Directive: Each record must be reproduced exactly as it is shown.
-- BEGIN Data listing --
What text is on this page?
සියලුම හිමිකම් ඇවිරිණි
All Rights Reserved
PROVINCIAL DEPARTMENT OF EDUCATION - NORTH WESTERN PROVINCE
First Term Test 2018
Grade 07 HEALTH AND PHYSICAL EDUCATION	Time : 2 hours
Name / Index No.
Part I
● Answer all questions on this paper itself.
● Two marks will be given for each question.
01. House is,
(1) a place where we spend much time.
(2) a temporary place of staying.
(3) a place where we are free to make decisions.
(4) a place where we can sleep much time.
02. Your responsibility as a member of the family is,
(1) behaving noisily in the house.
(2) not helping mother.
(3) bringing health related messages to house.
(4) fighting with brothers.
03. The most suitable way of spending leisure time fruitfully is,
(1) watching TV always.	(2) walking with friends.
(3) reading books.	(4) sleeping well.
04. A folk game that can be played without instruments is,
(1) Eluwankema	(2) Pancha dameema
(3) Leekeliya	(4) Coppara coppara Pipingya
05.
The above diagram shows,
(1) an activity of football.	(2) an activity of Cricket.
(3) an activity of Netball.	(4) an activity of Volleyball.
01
-- END Data listing --
Exercise result:
What text is on this page?
සියලුම හිමිකම් ඇවිරිණි
All Rights Reserved
PROVINCIAL DEPARTMENT OF EDUCATION - NORTH WESTERN PROVINCE
First Term Test 2018
Grade 07 HEALTH AND PHYSICAL EDUCATION	Time : 2 hours
Name / Index No.
Part I
● Answer all questions on this paper itself.
● Two marks will be given for each question.
01. House is,
(1) a place where we spend much time.
(2) a temporary place of staying.
(3) a place where we are free to make decisions.
(4) a place where we can sleep much time.
02. Your responsibility as a member of the family is,
(1) behaving noisily in the house.
(2) not helping mother.
(3) bringing health related messages to house.
(4) fighting with brothers.
03. The most suitable way of spending leisure time fruitfully is,
(1) watching TV always.	(2) walking with friends.
(3) reading books.	(4) sleeping well.
04. A folk game that can be played without instruments is,
(1) Eluwankema	(2) Pancha dameema
(3) Leekeliya	(4) Coppara coppara Pipingya
05.
The above diagram shows,
(1) an activity of football.	(2) an activity of Cricket.
(3) an activity of Netball.	(4) an activity of Volleyball.
01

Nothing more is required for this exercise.